(Saved entries)
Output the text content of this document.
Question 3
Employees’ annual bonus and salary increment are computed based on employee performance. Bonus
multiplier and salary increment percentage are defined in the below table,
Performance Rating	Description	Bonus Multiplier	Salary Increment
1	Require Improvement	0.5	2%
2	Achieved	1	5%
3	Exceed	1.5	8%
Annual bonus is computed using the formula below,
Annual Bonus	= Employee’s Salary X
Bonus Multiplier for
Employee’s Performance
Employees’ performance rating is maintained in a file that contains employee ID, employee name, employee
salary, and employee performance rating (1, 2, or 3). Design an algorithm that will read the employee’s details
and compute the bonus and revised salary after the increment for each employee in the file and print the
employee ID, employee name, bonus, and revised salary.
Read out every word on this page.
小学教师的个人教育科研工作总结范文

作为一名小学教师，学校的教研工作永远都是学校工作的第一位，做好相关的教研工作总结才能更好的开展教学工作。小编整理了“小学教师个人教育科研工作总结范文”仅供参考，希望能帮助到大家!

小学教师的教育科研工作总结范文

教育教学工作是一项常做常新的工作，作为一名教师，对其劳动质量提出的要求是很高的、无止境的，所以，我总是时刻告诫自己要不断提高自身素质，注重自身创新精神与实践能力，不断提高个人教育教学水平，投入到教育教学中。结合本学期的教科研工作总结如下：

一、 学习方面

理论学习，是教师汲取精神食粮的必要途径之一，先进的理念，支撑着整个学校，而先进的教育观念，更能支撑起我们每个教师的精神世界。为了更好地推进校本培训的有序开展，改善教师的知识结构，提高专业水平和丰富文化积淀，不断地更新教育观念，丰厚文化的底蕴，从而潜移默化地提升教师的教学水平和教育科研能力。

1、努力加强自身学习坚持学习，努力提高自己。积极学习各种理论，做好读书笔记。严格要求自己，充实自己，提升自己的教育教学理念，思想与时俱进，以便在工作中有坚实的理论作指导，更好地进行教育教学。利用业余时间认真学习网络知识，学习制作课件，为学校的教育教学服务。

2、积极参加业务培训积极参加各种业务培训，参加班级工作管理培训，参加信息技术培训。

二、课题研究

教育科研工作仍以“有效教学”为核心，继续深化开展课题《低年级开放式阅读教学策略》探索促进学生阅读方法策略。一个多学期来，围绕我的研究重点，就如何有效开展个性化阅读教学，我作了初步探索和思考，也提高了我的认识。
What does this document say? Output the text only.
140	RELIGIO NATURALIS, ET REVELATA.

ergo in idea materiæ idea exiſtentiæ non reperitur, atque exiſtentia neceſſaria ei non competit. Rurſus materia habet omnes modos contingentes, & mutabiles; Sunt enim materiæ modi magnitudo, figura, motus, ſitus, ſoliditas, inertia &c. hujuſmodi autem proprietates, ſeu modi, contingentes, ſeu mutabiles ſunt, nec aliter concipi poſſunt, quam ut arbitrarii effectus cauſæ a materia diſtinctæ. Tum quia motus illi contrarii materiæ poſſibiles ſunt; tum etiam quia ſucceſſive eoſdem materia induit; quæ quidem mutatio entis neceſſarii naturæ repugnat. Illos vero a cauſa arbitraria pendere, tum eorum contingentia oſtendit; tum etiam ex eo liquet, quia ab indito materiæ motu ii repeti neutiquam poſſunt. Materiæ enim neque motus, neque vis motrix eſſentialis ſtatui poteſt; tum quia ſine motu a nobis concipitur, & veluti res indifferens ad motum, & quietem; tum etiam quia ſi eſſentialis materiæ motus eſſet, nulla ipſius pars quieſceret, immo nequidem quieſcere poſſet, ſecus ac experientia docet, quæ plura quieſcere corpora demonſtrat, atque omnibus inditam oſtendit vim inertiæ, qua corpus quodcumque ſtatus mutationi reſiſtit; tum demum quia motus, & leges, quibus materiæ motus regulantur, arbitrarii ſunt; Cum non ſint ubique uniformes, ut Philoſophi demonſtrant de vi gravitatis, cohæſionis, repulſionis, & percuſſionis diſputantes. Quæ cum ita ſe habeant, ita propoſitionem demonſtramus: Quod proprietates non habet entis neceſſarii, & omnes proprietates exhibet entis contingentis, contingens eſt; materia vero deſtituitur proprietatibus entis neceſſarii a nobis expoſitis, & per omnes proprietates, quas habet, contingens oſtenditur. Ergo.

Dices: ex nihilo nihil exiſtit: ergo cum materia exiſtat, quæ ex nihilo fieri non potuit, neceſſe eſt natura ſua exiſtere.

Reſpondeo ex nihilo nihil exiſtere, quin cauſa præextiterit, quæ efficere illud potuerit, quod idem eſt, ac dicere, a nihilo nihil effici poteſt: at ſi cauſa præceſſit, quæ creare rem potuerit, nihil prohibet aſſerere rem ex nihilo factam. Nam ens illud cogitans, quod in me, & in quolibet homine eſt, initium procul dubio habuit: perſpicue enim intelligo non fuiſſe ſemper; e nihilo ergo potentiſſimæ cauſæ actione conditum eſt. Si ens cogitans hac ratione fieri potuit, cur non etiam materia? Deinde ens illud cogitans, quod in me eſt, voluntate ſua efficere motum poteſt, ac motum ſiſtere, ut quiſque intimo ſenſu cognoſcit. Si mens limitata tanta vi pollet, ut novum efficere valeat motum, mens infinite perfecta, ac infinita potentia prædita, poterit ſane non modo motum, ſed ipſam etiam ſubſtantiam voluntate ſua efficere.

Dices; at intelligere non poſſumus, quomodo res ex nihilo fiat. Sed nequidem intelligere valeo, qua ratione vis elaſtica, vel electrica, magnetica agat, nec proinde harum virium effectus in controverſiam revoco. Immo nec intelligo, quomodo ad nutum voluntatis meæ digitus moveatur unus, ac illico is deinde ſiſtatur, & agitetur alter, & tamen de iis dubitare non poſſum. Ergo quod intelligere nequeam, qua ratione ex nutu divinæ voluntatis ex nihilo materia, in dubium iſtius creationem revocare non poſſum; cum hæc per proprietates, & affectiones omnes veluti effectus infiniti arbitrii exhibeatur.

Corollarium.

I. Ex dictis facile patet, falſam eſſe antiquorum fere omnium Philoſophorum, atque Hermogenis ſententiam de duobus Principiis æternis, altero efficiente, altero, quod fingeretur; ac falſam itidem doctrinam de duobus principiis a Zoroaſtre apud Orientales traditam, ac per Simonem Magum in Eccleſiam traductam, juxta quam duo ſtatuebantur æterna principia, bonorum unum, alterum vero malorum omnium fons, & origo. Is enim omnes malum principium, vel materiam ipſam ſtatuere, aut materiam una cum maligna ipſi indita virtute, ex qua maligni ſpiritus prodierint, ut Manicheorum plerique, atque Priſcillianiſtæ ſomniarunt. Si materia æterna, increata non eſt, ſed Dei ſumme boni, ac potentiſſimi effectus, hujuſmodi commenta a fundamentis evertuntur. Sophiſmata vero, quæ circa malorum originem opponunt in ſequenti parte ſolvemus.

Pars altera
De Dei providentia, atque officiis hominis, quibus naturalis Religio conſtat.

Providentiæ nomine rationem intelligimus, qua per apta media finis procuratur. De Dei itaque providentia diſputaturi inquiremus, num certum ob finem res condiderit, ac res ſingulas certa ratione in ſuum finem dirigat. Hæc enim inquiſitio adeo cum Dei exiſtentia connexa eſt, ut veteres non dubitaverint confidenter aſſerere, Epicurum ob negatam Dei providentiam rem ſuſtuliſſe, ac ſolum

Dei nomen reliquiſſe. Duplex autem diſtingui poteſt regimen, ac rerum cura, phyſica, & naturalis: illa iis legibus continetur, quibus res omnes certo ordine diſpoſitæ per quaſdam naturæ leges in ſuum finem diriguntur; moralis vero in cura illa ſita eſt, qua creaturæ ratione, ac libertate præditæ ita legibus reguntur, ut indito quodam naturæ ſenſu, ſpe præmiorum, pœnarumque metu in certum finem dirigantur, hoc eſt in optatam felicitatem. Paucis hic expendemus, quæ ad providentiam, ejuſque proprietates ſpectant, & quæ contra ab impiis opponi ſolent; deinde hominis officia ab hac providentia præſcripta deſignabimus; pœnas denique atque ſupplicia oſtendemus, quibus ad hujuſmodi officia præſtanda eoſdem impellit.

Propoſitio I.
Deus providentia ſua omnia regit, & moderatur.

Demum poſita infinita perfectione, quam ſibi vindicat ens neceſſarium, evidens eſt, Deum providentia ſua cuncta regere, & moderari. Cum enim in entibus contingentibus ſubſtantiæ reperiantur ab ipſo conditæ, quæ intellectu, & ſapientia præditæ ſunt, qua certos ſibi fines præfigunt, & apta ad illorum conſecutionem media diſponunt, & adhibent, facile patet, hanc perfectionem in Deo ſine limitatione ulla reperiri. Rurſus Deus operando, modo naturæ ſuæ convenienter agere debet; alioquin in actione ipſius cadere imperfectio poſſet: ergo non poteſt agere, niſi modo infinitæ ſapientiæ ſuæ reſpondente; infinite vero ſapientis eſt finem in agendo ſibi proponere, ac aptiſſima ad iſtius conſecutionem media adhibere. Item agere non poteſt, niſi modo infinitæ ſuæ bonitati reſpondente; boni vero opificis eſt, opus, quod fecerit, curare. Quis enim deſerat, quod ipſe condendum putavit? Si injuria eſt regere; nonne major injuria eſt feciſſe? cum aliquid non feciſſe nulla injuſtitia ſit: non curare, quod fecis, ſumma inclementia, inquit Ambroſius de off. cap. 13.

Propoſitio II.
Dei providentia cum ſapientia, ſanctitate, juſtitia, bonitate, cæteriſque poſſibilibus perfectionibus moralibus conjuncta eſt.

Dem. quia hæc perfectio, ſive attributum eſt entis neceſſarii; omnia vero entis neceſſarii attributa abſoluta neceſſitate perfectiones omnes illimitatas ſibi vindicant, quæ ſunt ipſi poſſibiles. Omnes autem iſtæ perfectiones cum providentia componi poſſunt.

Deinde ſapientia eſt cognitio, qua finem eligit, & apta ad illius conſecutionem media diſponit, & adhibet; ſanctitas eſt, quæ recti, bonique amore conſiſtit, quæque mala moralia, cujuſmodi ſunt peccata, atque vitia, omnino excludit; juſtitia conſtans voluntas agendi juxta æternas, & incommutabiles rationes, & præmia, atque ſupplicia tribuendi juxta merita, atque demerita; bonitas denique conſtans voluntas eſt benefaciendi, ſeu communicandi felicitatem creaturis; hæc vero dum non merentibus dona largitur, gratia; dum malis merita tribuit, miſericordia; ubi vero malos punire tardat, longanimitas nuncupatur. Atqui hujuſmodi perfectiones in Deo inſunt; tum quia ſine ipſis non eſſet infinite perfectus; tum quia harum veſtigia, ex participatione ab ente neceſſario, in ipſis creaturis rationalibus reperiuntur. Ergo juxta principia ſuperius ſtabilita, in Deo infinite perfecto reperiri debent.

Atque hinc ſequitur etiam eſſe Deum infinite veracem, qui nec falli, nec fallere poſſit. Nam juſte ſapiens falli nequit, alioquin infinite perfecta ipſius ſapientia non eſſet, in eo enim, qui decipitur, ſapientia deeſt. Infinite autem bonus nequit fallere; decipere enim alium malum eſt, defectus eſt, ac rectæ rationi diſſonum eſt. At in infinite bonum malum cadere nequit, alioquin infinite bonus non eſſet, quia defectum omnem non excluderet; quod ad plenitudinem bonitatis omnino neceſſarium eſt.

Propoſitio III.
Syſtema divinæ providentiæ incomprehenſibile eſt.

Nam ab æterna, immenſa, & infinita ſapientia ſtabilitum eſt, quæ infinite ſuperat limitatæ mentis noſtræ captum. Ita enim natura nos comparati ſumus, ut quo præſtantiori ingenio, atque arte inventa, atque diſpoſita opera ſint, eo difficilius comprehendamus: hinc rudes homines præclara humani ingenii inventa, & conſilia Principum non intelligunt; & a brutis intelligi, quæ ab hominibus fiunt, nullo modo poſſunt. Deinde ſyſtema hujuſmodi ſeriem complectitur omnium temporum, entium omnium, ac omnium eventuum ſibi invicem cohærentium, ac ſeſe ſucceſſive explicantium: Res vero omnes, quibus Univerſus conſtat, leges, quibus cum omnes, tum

WHAT YOU HAVE TO DO: Only a number is expected here: the count of lines in the listing that hold the string "neceſſarii".

WRITTEN ANSWER: 2